# Aligator or flaking paint



## 4x15mph (Aug 21, 2011)

I have been asked to provide a quote for painting a customer's bathrooms.

There is a skylight in the bathroom and the paint on the drywall is flaking. It appears that when I scrape the parts that are flaking that I am getting down to the cardboard face of the drywall. Apparently this is not green board or anything special.

What would be your recommendation to repair this? I am concerned that if I just scrape what is peeling now and then there will be other sections that begin to peel later. Should I recommend that the homeowner have the sheetrock pulled out and replaced? I hope not but I don't want to just paint this without the proper prep, otherwise they will be calling me back very shortly.

They also have similar alligator or flaking paint in the other hall bathroom. Any recommendations for this?

Attached are pictures of the skylight problem as well as the other bathroom. 

Thank you!


----------



## krosspainting (Jan 21, 2011)

4x15mph said:


> I have been asked to provide a quote for painting a customer's bathrooms.
> 
> There is a skylight in the bathroom and the paint on the drywall is flaking. It appears that when I scrape the parts that are flaking that I am getting down to the cardboard face of the drywall. Apparently this is not green board or anything special.
> 
> ...


Use gardz to seal it up, patch, sand, prime and paint.


----------



## TJ Paint (Jun 18, 2009)

There is moisture problems.

Most likely condensation on the walls. There isn't proper ventilation, that's my guess. I doubt the sky window is sealed correctly. 

It will continue this way until the moisture problem is corrected.


----------



## 4x15mph (Aug 21, 2011)

What order do I do this ----

Gardz, then spackle, then sand, then prime, then paint????

Also, is gardz different than Kilz oil-based? 

Thank you


----------



## TJ Paint (Jun 18, 2009)

I'm done.


----------



## 4x15mph (Aug 21, 2011)

I'm done.... that's it? No song or anything? 

Hopefully someone else can help here

Yes - there definitely is moisture in the bathroom and I plan to have the customer install a larger ventilation fan and or a second fan. The real question though is how do I repair this mess


----------



## TJ Paint (Jun 18, 2009)

4x15mph said:


> I'm done.... that's it? No song or anything?
> 
> Hopefully someone else can help here
> 
> ...


----------



## premierpainter (Apr 17, 2007)

IF you don't know how to repair that simple bathroom, call a pro and have them do it.


----------



## ewingpainting.net (Jun 2, 2008)

Scrap, prime, patch, prime, paint


----------



## AbsolutePainting (Feb 9, 2011)

Very much a moisture problem. Could even be a leak. Stab a moisture meter in the drywall. Let that be your guide. If no leak then H.O. needs to run the bath fan longer during/after showers.


----------



## NCPaint1 (Aug 6, 2009)

Check the attic and make sure the fan is venting out of the home and not into the attic.

Follow the above procedures


----------



## straight_lines (Oct 17, 2007)

The skylight flashing has failed, tell your client to hire a roofer to fix it or its gonna happen again.

● ● ● ●

• **PROBLEM DESCRIPTION**:
Copy verbatim the part of the flaking-paint thread that opens with the words containing "## krosspainting (Jan" and closes with "prime and paint.".

● ● ● ●

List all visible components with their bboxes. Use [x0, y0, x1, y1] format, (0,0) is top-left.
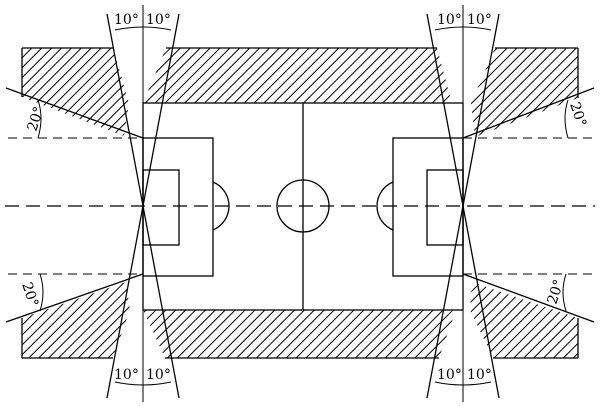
left-penalty-area: [142, 137, 214, 277]
hatch-top-left: [22, 48, 129, 136]
right-penalty-arc: [376, 181, 394, 231]
hatch-boundary: [21, 47, 579, 359]
angle-label-bottom-right-b: 10°: [467, 367, 492, 383]
angle-label-bottom-left-b: 10°: [146, 367, 171, 383]
twenty-degree-lines: [5, 87, 595, 323]
right-penalty-area: [392, 137, 464, 277]
angle-label-top-left-b: 10°: [146, 12, 171, 28]
hatch-top-center: [143, 48, 452, 103]
hatched-zones: [22, 48, 578, 358]
angle-label-top-right-b: 10°: [467, 12, 492, 28]
angle-label-lower-right: 20°: [545, 278, 568, 307]
angle-label-top-left-a: 10°: [114, 12, 139, 28]
angle-label-upper-left: 20°: [25, 105, 48, 134]
hatch-bottom-right: [470, 282, 578, 358]
angle-arcs: [37, 26, 569, 386]
angle-labels: 10° 10° 10° 10° 10° 10° 10° 10° 20° 20° …: [18, 12, 589, 383]
angle-label-bottom-right-a: 10°: [437, 367, 462, 383]
angle-label-upper-right: 20°: [566, 100, 589, 129]
angle-label-bottom-left-a: 10°: [114, 367, 139, 383]
hatch-top-right: [471, 48, 578, 137]
hatch-bottom-center: [143, 310, 456, 358]
hatch-bottom-left: [22, 282, 130, 358]
angle-label-lower-left: 20°: [18, 280, 41, 309]
ten-degree-lines: [106, 13, 500, 399]
angle-label-top-right-a: 10°: [437, 12, 462, 28]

● ● ● ●

• **WRITTEN SOLUTION**:
## krosspainting (Jan 21, 2011)

4x15mph said:


> I have been asked to provide a quote for painting a customer's bathrooms.
> 
> There is a skylight in the bathroom and the paint on the drywall is flaking. It appears that when I scrape the parts that are flaking that I am getting down to the cardboard face of the drywall. Apparently this is not green board or anything special.
> 
> ...


Use gardz to seal it up, patch, sand, prime and paint.